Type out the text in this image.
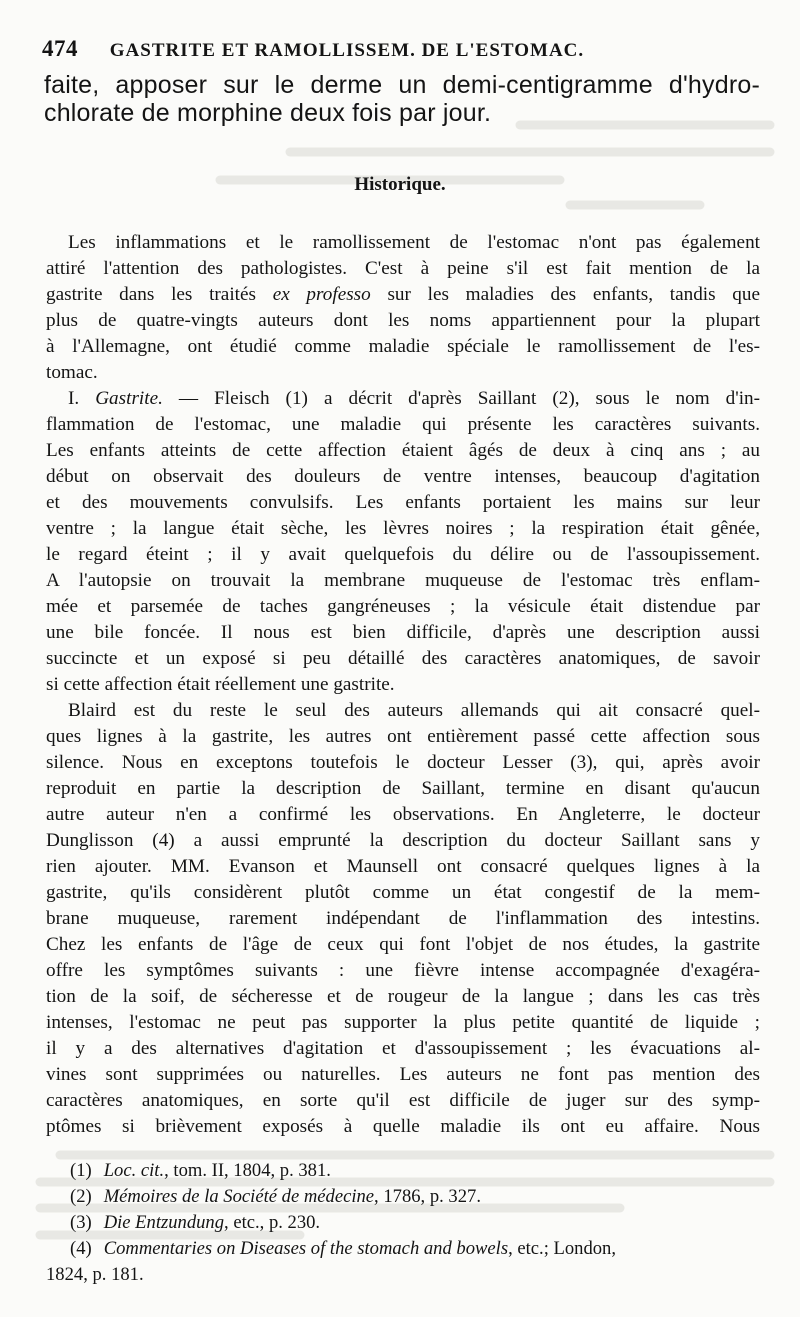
474 GASTRITE ET RAMOLLISSEM. DE L'ESTOMAC.
faite, apposer sur le derme un demi-centigramme d'hydro-
chlorate de morphine deux fois par jour.
Historique.
Les inflammations et le ramollissement de l'estomac n'ont pas également
attiré l'attention des pathologistes. C'est à peine s'il est fait mention de la
gastrite dans les traités ex professo sur les maladies des enfants, tandis que
plus de quatre-vingts auteurs dont les noms appartiennent pour la plupart
à l'Allemagne, ont étudié comme maladie spéciale le ramollissement de l'es-
tomac.
I. Gastrite. — Fleisch (1) a décrit d'après Saillant (2), sous le nom d'in-
flammation de l'estomac, une maladie qui présente les caractères suivants.
Les enfants atteints de cette affection étaient âgés de deux à cinq ans ; au
début on observait des douleurs de ventre intenses, beaucoup d'agitation
et des mouvements convulsifs. Les enfants portaient les mains sur leur
ventre ; la langue était sèche, les lèvres noires ; la respiration était gênée,
le regard éteint ; il y avait quelquefois du délire ou de l'assoupissement.
A l'autopsie on trouvait la membrane muqueuse de l'estomac très enflam-
mée et parsemée de taches gangréneuses ; la vésicule était distendue par
une bile foncée. Il nous est bien difficile, d'après une description aussi
succincte et un exposé si peu détaillé des caractères anatomiques, de savoir
si cette affection était réellement une gastrite.
Blaird est du reste le seul des auteurs allemands qui ait consacré quel-
ques lignes à la gastrite, les autres ont entièrement passé cette affection sous
silence. Nous en exceptons toutefois le docteur Lesser (3), qui, après avoir
reproduit en partie la description de Saillant, termine en disant qu'aucun
autre auteur n'en a confirmé les observations. En Angleterre, le docteur
Dunglisson (4) a aussi emprunté la description du docteur Saillant sans y
rien ajouter. MM. Evanson et Maunsell ont consacré quelques lignes à la
gastrite, qu'ils considèrent plutôt comme un état congestif de la mem-
brane muqueuse, rarement indépendant de l'inflammation des intestins.
Chez les enfants de l'âge de ceux qui font l'objet de nos études, la gastrite
offre les symptômes suivants : une fièvre intense accompagnée d'exagéra-
tion de la soif, de sécheresse et de rougeur de la langue ; dans les cas très
intenses, l'estomac ne peut pas supporter la plus petite quantité de liquide ;
il y a des alternatives d'agitation et d'assoupissement ; les évacuations al-
vines sont supprimées ou naturelles. Les auteurs ne font pas mention des
caractères anatomiques, en sorte qu'il est difficile de juger sur des symp-
ptômes si brièvement exposés à quelle maladie ils ont eu affaire. Nous
(1) Loc. cit., tom. II, 1804, p. 381.
(2) Mémoires de la Société de médecine, 1786, p. 327.
(3) Die Entzundung, etc., p. 230.
(4) Commentaries on Diseases of the stomach and bowels, etc.; London,
1824, p. 181.
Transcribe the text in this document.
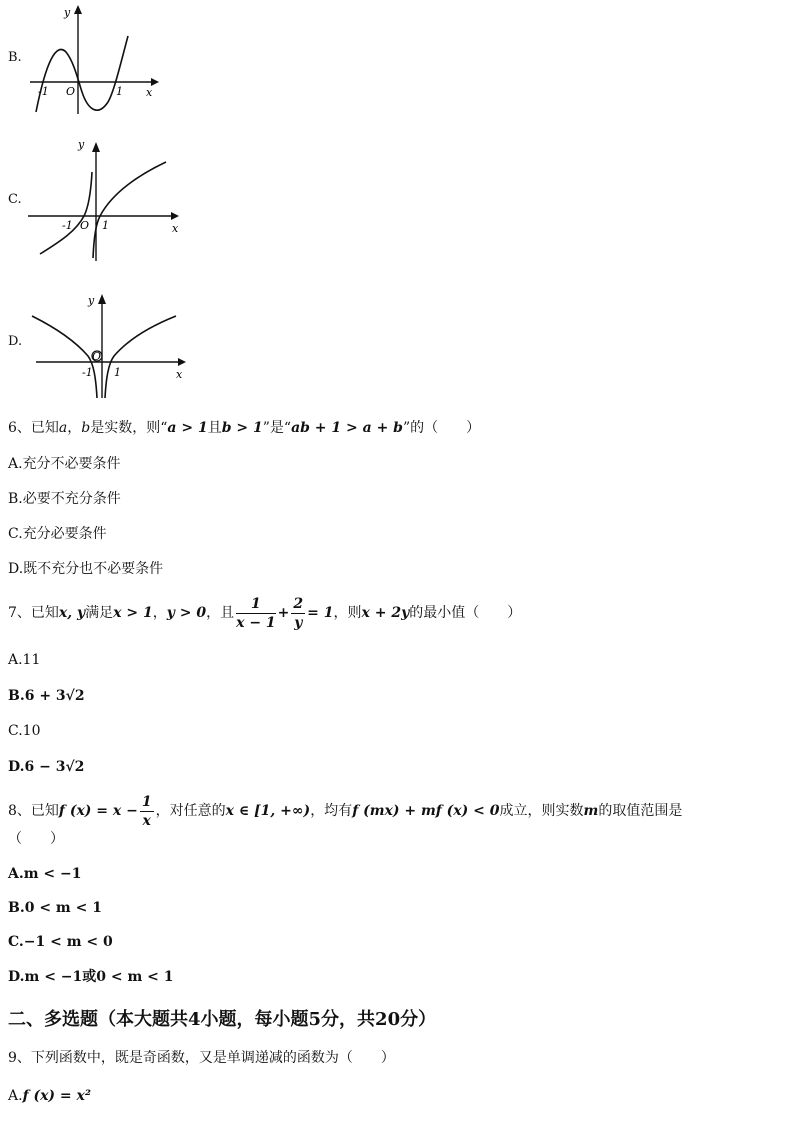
B.
y
x
-1 O	1
C.
y
x
-1 O 1
D.
y
x
-1
O
1
6、已知a，b是实数，则“a > 1且b > 1”是“ab + 1 > a + b”的（　　）
A.充分不必要条件
B.必要不充分条件
C.充分必要条件
D.既不充分也不必要条件
7、已知x, y满足x > 1，y > 0，且 $\frac{1}{x - 1} + \frac{2}{y} = 1$，则x + 2y的最小值（　　）
A.11
B.6 + 3√2
C.10
D.6 − 3√2
8、已知f $(x) = x - \frac{1}{x}$ ，对任意的x ∈ [1, +∞)，均有f (mx) + mf (x) < 0成立，则实数m的取值范围是
（　　）
A.m < −1
B.0 < m < 1
C.−1 < m < 0
D.m < −1或0 < m < 1
二、多选题（本大题共4小题，每小题5分，共20分）
9、下列函数中，既是奇函数，又是单调递减的函数为（　　）
A.f (x) = x²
——————
Copy the whole of the material above exactly, but not its images.

Exercise answer |
Type out the text in this image.
474 GASTRITE ET RAMOLLISSEM. DE L'ESTOMAC.
faite, apposer sur le derme un demi-centigramme d'hydro-
chlorate de morphine deux fois par jour.
Historique.
Les inflammations et le ramollissement de l'estomac n'ont pas également
attiré l'attention des pathologistes. C'est à peine s'il est fait mention de la
gastrite dans les traités ex professo sur les maladies des enfants, tandis que
plus de quatre-vingts auteurs dont les noms appartiennent pour la plupart
à l'Allemagne, ont étudié comme maladie spéciale le ramollissement de l'es-
tomac.
I. Gastrite. — Fleisch (1) a décrit d'après Saillant (2), sous le nom d'in-
flammation de l'estomac, une maladie qui présente les caractères suivants.
Les enfants atteints de cette affection étaient âgés de deux à cinq ans ; au
début on observait des douleurs de ventre intenses, beaucoup d'agitation
et des mouvements convulsifs. Les enfants portaient les mains sur leur
ventre ; la langue était sèche, les lèvres noires ; la respiration était gênée,
le regard éteint ; il y avait quelquefois du délire ou de l'assoupissement.
A l'autopsie on trouvait la membrane muqueuse de l'estomac très enflam-
mée et parsemée de taches gangréneuses ; la vésicule était distendue par
une bile foncée. Il nous est bien difficile, d'après une description aussi
succincte et un exposé si peu détaillé des caractères anatomiques, de savoir
si cette affection était réellement une gastrite.
Blaird est du reste le seul des auteurs allemands qui ait consacré quel-
ques lignes à la gastrite, les autres ont entièrement passé cette affection sous
silence. Nous en exceptons toutefois le docteur Lesser (3), qui, après avoir
reproduit en partie la description de Saillant, termine en disant qu'aucun
autre auteur n'en a confirmé les observations. En Angleterre, le docteur
Dunglisson (4) a aussi emprunté la description du docteur Saillant sans y
rien ajouter. MM. Evanson et Maunsell ont consacré quelques lignes à la
gastrite, qu'ils considèrent plutôt comme un état congestif de la mem-
brane muqueuse, rarement indépendant de l'inflammation des intestins.
Chez les enfants de l'âge de ceux qui font l'objet de nos études, la gastrite
offre les symptômes suivants : une fièvre intense accompagnée d'exagéra-
tion de la soif, de sécheresse et de rougeur de la langue ; dans les cas très
intenses, l'estomac ne peut pas supporter la plus petite quantité de liquide ;
il y a des alternatives d'agitation et d'assoupissement ; les évacuations al-
vines sont supprimées ou naturelles. Les auteurs ne font pas mention des
caractères anatomiques, en sorte qu'il est difficile de juger sur des symp-
ptômes si brièvement exposés à quelle maladie ils ont eu affaire. Nous
(1) Loc. cit., tom. II, 1804, p. 381.
(2) Mémoires de la Société de médecine, 1786, p. 327.
(3) Die Entzundung, etc., p. 230.
(4) Commentaries on Diseases of the stomach and bowels, etc.; London,
1824, p. 181.
Transcribe the text in this document.
B.
y
x
-1 O	1
C.
y
x
-1 O 1
D.
y
x
-1
O
1
6、已知a，b是实数，则“a > 1且b > 1”是“ab + 1 > a + b”的（　　）
A.充分不必要条件
B.必要不充分条件
C.充分必要条件
D.既不充分也不必要条件
7、已知x, y满足x > 1，y > 0，且 $\frac{1}{x - 1} + \frac{2}{y} = 1$，则x + 2y的最小值（　　）
A.11
B.6 + 3√2
C.10
D.6 − 3√2
8、已知f $(x) = x - \frac{1}{x}$ ，对任意的x ∈ [1, +∞)，均有f (mx) + mf (x) < 0成立，则实数m的取值范围是
（　　）
A.m < −1
B.0 < m < 1
C.−1 < m < 0
D.m < −1或0 < m < 1
二、多选题（本大题共4小题，每小题5分，共20分）
9、下列函数中，既是奇函数，又是单调递减的函数为（　　）
A.f (x) = x²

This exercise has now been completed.